▸ **REQUIRED ACTION**
In the records below, pick out all lines containing the word "November".

▸ **EXERCISE DATA**
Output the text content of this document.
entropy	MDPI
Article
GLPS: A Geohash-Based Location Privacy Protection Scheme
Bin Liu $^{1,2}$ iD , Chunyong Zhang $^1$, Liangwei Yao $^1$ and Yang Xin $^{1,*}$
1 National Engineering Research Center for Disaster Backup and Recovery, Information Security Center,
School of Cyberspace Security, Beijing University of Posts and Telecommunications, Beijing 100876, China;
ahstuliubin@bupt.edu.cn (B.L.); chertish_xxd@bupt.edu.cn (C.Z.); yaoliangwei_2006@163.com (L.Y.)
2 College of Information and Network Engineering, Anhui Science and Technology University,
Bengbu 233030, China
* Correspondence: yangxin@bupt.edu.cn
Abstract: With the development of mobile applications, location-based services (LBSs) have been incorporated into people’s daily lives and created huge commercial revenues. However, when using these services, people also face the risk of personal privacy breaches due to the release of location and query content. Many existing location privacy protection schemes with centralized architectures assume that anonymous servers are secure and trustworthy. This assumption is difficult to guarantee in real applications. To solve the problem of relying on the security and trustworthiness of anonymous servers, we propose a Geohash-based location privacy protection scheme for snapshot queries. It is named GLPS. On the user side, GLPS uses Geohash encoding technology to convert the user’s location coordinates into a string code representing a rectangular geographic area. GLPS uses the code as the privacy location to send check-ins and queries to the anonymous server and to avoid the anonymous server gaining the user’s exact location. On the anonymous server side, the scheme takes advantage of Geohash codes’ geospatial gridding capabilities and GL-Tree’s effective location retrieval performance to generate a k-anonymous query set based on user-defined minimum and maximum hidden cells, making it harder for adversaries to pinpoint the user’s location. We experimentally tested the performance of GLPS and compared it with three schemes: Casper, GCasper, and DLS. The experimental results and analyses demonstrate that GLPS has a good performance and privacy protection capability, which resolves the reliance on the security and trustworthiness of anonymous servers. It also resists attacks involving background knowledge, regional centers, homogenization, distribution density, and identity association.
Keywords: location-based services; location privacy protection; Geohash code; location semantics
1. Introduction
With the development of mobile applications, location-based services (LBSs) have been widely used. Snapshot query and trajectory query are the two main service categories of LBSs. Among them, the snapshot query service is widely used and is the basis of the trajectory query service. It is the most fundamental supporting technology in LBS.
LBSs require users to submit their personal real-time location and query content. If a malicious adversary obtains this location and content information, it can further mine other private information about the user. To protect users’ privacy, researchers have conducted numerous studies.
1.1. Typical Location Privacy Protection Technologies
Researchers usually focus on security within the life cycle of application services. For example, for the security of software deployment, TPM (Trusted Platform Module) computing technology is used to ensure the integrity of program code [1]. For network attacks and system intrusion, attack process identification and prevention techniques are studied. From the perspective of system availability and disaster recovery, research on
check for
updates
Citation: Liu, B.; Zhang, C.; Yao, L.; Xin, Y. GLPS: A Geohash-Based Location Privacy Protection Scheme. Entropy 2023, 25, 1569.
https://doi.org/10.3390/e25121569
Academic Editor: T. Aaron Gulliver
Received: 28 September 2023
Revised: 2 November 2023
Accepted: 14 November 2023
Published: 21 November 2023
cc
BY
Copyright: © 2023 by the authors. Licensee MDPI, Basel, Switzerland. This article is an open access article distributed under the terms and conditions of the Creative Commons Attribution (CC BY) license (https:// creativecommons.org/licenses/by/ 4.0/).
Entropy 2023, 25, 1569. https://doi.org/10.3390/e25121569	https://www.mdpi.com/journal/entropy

▸ **SOLUTION**
Revised: 2 November 2023
Accepted: 14 November 2023
Published: 21 November 2023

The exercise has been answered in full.